Work to do – Reproduce the data exactly.
---------- Exercise material ----------
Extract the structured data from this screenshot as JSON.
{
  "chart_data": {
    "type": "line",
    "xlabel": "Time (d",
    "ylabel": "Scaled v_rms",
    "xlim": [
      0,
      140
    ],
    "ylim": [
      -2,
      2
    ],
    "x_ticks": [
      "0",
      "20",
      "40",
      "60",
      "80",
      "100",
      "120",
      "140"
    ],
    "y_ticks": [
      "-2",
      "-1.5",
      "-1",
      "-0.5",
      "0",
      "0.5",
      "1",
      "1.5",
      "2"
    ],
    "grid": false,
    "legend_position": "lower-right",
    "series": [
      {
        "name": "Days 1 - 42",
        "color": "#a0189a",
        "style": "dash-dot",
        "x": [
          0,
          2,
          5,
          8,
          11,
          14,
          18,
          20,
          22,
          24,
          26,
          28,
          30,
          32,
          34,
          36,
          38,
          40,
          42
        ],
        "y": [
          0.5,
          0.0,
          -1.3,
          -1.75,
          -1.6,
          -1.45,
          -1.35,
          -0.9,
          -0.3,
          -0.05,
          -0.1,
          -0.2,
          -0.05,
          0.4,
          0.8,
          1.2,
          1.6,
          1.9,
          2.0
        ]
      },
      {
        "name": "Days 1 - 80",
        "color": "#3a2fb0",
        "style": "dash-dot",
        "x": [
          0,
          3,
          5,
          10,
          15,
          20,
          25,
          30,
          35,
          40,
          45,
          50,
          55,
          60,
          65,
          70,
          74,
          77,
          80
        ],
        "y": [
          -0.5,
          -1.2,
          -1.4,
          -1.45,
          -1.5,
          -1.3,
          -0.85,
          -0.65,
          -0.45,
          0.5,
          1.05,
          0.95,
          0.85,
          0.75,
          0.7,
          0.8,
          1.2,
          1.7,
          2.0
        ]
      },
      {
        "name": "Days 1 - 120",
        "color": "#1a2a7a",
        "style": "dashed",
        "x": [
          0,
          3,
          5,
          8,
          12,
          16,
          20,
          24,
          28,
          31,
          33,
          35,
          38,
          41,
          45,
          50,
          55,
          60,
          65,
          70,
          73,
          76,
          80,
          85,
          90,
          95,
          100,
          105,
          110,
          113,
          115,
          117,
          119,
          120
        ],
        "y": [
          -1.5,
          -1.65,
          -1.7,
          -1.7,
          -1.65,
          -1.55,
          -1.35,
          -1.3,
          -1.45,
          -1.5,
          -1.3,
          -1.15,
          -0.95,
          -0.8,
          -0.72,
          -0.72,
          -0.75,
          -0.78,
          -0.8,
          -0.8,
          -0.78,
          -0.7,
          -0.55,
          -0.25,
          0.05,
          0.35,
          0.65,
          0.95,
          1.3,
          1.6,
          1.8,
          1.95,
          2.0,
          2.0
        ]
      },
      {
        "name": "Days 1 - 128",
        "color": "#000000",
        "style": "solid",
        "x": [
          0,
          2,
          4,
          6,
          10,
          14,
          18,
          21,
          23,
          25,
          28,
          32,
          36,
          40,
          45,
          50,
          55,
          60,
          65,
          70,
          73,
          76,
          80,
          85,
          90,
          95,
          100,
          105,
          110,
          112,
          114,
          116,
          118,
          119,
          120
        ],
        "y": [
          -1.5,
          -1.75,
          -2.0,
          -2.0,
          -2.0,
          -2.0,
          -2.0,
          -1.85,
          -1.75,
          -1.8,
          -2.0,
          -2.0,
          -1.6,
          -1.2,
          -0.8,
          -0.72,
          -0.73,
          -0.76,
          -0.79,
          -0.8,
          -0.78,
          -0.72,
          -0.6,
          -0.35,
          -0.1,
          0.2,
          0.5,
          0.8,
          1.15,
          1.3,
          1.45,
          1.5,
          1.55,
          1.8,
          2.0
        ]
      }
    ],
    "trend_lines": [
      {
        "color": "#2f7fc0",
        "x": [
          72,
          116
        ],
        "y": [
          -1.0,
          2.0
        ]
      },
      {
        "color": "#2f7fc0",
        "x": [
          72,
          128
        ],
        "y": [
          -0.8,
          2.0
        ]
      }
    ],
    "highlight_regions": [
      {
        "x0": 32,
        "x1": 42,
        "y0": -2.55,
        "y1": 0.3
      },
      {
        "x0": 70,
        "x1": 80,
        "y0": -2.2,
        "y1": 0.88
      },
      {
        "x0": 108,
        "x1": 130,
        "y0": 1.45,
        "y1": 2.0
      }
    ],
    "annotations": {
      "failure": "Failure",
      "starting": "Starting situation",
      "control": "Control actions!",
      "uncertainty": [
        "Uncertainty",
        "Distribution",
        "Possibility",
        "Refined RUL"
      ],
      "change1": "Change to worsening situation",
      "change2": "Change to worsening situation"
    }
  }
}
----------
Solution for this problem –
Extract the structured data from this screenshot as JSON.
{
  "chart_data": {
    "type": "line",
    "xlabel": "Time (d",
    "ylabel": "Scaled v_rms",
    "xlim": [
      0,
      140
    ],
    "ylim": [
      -2,
      2
    ],
    "x_ticks": [
      "0",
      "20",
      "40",
      "60",
      "80",
      "100",
      "120",
      "140"
    ],
    "y_ticks": [
      "-2",
      "-1.5",
      "-1",
      "-0.5",
      "0",
      "0.5",
      "1",
      "1.5",
      "2"
    ],
    "grid": false,
    "legend_position": "lower-right",
    "series": [
      {
        "name": "Days 1 - 42",
        "color": "#a0189a",
        "style": "dash-dot",
        "x": [
          0,
          2,
          5,
          8,
          11,
          14,
          18,
          20,
          22,
          24,
          26,
          28,
          30,
          32,
          34,
          36,
          38,
          40,
          42
        ],
        "y": [
          0.5,
          0.0,
          -1.3,
          -1.75,
          -1.6,
          -1.45,
          -1.35,
          -0.9,
          -0.3,
          -0.05,
          -0.1,
          -0.2,
          -0.05,
          0.4,
          0.8,
          1.2,
          1.6,
          1.9,
          2.0
        ]
      },
      {
        "name": "Days 1 - 80",
        "color": "#3a2fb0",
        "style": "dash-dot",
        "x": [
          0,
          3,
          5,
          10,
          15,
          20,
          25,
          30,
          35,
          40,
          45,
          50,
          55,
          60,
          65,
          70,
          74,
          77,
          80
        ],
        "y": [
          -0.5,
          -1.2,
          -1.4,
          -1.45,
          -1.5,
          -1.3,
          -0.85,
          -0.65,
          -0.45,
          0.5,
          1.05,
          0.95,
          0.85,
          0.75,
          0.7,
          0.8,
          1.2,
          1.7,
          2.0
        ]
      },
      {
        "name": "Days 1 - 120",
        "color": "#1a2a7a",
        "style": "dashed",
        "x": [
          0,
          3,
          5,
          8,
          12,
          16,
          20,
          24,
          28,
          31,
          33,
          35,
          38,
          41,
          45,
          50,
          55,
          60,
          65,
          70,
          73,
          76,
          80,
          85,
          90,
          95,
          100,
          105,
          110,
          113,
          115,
          117,
          119,
          120
        ],
        "y": [
          -1.5,
          -1.65,
          -1.7,
          -1.7,
          -1.65,
          -1.55,
          -1.35,
          -1.3,
          -1.45,
          -1.5,
          -1.3,
          -1.15,
          -0.95,
          -0.8,
          -0.72,
          -0.72,
          -0.75,
          -0.78,
          -0.8,
          -0.8,
          -0.78,
          -0.7,
          -0.55,
          -0.25,
          0.05,
          0.35,
          0.65,
          0.95,
          1.3,
          1.6,
          1.8,
          1.95,
          2.0,
          2.0
        ]
      },
      {
        "name": "Days 1 - 128",
        "color": "#000000",
        "style": "solid",
        "x": [
          0,
          2,
          4,
          6,
          10,
          14,
          18,
          21,
          23,
          25,
          28,
          32,
          36,
          40,
          45,
          50,
          55,
          60,
          65,
          70,
          73,
          76,
          80,
          85,
          90,
          95,
          100,
          105,
          110,
          112,
          114,
          116,
          118,
          119,
          120
        ],
        "y": [
          -1.5,
          -1.75,
          -2.0,
          -2.0,
          -2.0,
          -2.0,
          -2.0,
          -1.85,
          -1.75,
          -1.8,
          -2.0,
          -2.0,
          -1.6,
          -1.2,
          -0.8,
          -0.72,
          -0.73,
          -0.76,
          -0.79,
          -0.8,
          -0.78,
          -0.72,
          -0.6,
          -0.35,
          -0.1,
          0.2,
          0.5,
          0.8,
          1.15,
          1.3,
          1.45,
          1.5,
          1.55,
          1.8,
          2.0
        ]
      }
    ],
    "trend_lines": [
      {
        "color": "#2f7fc0",
        "x": [
          72,
          116
        ],
        "y": [
          -1.0,
          2.0
        ]
      },
      {
        "color": "#2f7fc0",
        "x": [
          72,
          128
        ],
        "y": [
          -0.8,
          2.0
        ]
      }
    ],
    "highlight_regions": [
      {
        "x0": 32,
        "x1": 42,
        "y0": -2.55,
        "y1": 0.3
      },
      {
        "x0": 70,
        "x1": 80,
        "y0": -2.2,
        "y1": 0.88
      },
      {
        "x0": 108,
        "x1": 130,
        "y0": 1.45,
        "y1": 2.0
      }
    ],
    "annotations": {
      "failure": "Failure",
      "starting": "Starting situation",
      "control": "Control actions!",
      "uncertainty": [
        "Uncertainty",
        "Distribution",
        "Possibility",
        "Refined RUL"
      ],
      "change1": "Change to worsening situation",
      "change2": "Change to worsening situation"
    }
  }
}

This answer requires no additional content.